*Исходные записи*

#####

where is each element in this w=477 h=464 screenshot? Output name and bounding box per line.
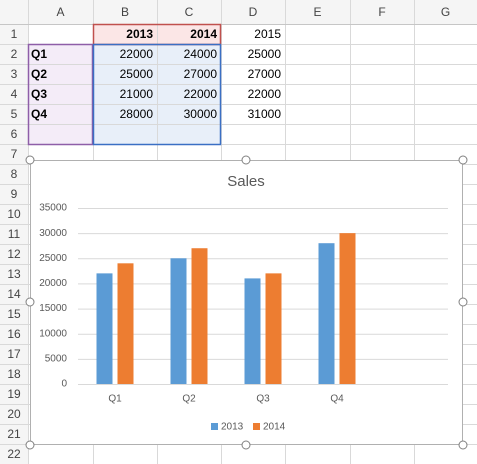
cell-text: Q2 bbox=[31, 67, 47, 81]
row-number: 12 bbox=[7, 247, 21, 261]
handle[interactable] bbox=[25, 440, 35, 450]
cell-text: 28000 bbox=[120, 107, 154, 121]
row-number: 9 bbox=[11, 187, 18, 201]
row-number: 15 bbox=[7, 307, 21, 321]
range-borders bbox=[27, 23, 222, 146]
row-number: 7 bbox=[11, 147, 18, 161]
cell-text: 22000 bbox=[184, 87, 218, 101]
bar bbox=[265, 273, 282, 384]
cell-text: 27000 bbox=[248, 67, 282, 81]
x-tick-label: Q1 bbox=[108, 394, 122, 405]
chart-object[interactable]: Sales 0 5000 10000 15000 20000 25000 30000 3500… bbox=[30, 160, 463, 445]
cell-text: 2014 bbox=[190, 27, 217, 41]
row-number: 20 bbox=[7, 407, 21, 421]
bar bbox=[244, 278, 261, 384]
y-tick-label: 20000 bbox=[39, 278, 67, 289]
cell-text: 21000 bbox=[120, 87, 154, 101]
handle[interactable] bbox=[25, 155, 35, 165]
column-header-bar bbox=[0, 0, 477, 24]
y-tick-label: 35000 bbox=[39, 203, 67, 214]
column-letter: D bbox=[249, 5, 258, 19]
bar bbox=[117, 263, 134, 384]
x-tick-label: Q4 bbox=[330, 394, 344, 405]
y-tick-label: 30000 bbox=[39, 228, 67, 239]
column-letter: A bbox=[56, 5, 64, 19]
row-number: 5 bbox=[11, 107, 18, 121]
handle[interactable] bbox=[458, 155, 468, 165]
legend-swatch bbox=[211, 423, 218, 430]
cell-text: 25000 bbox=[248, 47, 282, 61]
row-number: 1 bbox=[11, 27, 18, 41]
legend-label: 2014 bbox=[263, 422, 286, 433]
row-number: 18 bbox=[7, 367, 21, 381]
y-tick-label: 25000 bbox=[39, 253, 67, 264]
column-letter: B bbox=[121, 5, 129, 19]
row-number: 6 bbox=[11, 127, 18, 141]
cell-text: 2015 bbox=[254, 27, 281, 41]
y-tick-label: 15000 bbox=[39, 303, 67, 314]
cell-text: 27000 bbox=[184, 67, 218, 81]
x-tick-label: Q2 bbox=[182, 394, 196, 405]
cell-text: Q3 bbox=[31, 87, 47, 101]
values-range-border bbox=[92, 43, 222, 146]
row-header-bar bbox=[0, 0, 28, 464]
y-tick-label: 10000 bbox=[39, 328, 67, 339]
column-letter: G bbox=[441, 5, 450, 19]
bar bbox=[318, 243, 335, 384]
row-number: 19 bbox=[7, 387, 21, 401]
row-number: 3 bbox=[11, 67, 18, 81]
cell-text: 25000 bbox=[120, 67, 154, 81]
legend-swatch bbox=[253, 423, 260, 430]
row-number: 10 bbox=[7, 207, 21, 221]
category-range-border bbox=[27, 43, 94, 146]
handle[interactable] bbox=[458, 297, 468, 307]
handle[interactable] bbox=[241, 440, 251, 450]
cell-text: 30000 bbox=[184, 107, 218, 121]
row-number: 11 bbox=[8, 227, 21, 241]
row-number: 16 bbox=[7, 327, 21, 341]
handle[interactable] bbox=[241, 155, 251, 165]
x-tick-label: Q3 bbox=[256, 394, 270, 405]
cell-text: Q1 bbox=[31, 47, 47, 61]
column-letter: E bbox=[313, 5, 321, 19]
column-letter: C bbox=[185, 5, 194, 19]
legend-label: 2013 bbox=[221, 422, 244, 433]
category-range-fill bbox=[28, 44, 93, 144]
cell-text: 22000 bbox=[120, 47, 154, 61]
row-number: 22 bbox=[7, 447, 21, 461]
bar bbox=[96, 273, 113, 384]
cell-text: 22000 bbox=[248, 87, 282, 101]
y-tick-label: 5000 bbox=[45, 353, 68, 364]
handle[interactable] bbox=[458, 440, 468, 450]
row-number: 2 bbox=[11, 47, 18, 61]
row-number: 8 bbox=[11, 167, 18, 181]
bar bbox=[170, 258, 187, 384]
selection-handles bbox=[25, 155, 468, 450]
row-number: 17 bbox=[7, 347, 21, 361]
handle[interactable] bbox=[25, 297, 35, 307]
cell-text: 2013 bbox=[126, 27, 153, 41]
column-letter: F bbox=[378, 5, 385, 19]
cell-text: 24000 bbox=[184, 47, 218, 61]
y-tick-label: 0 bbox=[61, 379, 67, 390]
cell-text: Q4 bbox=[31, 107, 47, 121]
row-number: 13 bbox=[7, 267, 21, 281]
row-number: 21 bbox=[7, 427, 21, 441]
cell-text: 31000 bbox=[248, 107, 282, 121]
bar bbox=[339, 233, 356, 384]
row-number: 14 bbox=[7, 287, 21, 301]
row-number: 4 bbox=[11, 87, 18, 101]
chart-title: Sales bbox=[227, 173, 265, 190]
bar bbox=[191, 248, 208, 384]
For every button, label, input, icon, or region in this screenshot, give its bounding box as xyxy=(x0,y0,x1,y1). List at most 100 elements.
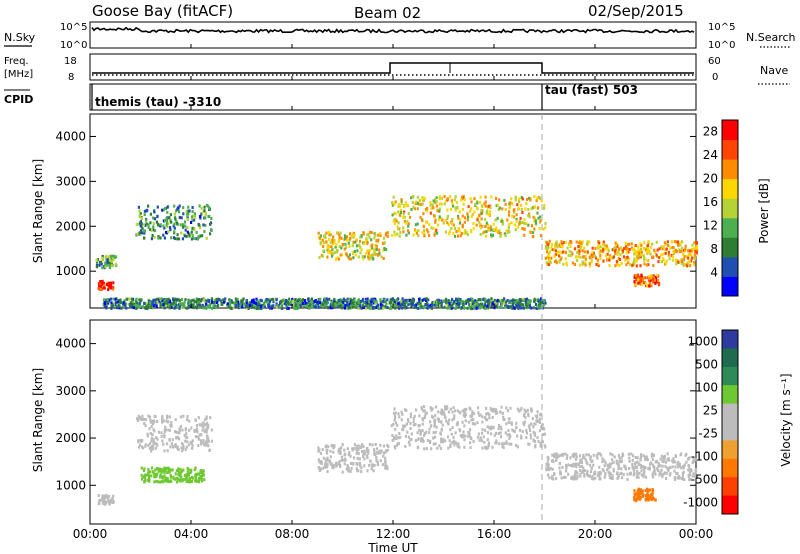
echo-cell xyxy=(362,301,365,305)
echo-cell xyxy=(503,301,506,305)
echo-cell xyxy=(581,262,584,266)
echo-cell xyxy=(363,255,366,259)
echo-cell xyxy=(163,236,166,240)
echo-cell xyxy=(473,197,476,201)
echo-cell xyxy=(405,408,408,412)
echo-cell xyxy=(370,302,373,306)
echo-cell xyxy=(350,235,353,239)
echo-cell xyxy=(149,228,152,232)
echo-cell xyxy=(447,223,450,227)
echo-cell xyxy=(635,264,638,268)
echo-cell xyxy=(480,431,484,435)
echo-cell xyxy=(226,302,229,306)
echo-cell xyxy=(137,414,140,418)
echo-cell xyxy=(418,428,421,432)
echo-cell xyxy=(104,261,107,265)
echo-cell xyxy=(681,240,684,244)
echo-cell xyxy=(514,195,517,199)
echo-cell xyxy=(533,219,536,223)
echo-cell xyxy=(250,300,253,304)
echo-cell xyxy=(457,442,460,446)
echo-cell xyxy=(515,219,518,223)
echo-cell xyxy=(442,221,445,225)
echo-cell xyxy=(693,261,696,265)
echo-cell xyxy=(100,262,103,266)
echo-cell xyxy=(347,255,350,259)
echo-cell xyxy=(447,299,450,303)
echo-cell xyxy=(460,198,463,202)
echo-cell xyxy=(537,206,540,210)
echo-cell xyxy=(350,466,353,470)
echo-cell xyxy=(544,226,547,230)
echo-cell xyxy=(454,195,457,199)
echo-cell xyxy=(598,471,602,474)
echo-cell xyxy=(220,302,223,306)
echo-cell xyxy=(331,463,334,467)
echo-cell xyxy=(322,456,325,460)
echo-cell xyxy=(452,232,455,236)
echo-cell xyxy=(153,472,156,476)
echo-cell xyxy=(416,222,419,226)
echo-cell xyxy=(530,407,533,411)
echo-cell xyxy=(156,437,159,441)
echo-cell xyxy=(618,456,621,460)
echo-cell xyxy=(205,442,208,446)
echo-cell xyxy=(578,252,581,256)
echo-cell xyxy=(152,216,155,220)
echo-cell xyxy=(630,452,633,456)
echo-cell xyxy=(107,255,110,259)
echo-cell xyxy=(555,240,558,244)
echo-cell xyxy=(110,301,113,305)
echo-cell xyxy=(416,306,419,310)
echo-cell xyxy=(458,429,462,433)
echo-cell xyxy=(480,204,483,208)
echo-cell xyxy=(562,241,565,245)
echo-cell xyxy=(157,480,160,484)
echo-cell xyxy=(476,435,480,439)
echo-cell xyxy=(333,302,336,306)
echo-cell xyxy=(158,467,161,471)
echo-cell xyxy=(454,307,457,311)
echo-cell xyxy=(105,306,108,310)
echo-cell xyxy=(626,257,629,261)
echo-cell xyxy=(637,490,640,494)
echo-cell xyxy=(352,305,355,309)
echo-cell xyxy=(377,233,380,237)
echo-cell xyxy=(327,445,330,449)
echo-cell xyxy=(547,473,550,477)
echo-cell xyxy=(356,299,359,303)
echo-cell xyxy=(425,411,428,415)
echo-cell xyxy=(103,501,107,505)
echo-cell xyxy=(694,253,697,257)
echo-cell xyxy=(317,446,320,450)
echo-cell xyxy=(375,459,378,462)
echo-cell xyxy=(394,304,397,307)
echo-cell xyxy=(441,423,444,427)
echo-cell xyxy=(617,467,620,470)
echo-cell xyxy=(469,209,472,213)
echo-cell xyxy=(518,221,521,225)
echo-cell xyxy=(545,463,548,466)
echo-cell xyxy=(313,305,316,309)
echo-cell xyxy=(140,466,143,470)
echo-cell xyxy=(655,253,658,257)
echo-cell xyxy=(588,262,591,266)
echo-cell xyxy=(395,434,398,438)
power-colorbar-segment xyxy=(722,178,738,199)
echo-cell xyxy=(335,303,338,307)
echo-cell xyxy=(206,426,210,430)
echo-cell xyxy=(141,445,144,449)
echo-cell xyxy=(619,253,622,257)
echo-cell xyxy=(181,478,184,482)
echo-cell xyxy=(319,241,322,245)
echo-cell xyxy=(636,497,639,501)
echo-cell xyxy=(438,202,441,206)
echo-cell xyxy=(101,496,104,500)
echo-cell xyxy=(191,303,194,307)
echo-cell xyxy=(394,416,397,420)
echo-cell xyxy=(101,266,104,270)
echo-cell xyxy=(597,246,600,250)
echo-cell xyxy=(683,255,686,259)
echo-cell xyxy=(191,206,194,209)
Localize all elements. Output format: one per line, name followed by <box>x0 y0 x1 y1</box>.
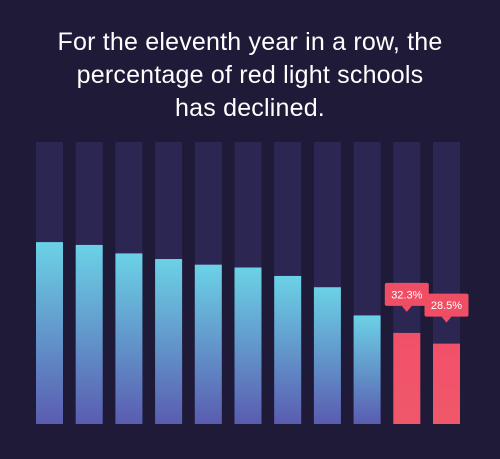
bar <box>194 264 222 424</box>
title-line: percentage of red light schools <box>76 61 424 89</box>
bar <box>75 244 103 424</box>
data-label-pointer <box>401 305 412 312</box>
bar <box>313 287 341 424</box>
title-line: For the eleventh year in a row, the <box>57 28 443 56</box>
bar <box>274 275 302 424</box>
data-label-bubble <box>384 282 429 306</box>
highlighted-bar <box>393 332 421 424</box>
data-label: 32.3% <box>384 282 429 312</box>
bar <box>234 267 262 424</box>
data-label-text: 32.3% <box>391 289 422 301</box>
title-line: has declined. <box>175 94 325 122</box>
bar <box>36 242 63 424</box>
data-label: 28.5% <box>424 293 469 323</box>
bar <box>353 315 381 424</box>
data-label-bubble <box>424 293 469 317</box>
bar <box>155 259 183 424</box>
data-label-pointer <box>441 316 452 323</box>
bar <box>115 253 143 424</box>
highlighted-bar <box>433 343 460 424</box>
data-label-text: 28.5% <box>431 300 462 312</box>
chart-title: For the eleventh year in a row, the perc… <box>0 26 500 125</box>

#####

Воспроизведите дословно строки записей, начиная со строки с «cell-text: Q2 bbox=[31, 67, 47, 81]» и заканчивая строкой с «x-tick-label: Q1 bbox=[108, 394, 122, 405]» включительно.

*Выполненное задание*
cell-text: Q2 bbox=[31, 67, 47, 81]
row-number: 12 bbox=[7, 247, 21, 261]
handle[interactable] bbox=[25, 440, 35, 450]
cell-text: 28000 bbox=[120, 107, 154, 121]
row-number: 9 bbox=[11, 187, 18, 201]
row-number: 15 bbox=[7, 307, 21, 321]
range-borders bbox=[27, 23, 222, 146]
row-number: 7 bbox=[11, 147, 18, 161]
cell-text: 22000 bbox=[184, 87, 218, 101]
bar bbox=[265, 273, 282, 384]
cell-text: 27000 bbox=[248, 67, 282, 81]
x-tick-label: Q1 bbox=[108, 394, 122, 405]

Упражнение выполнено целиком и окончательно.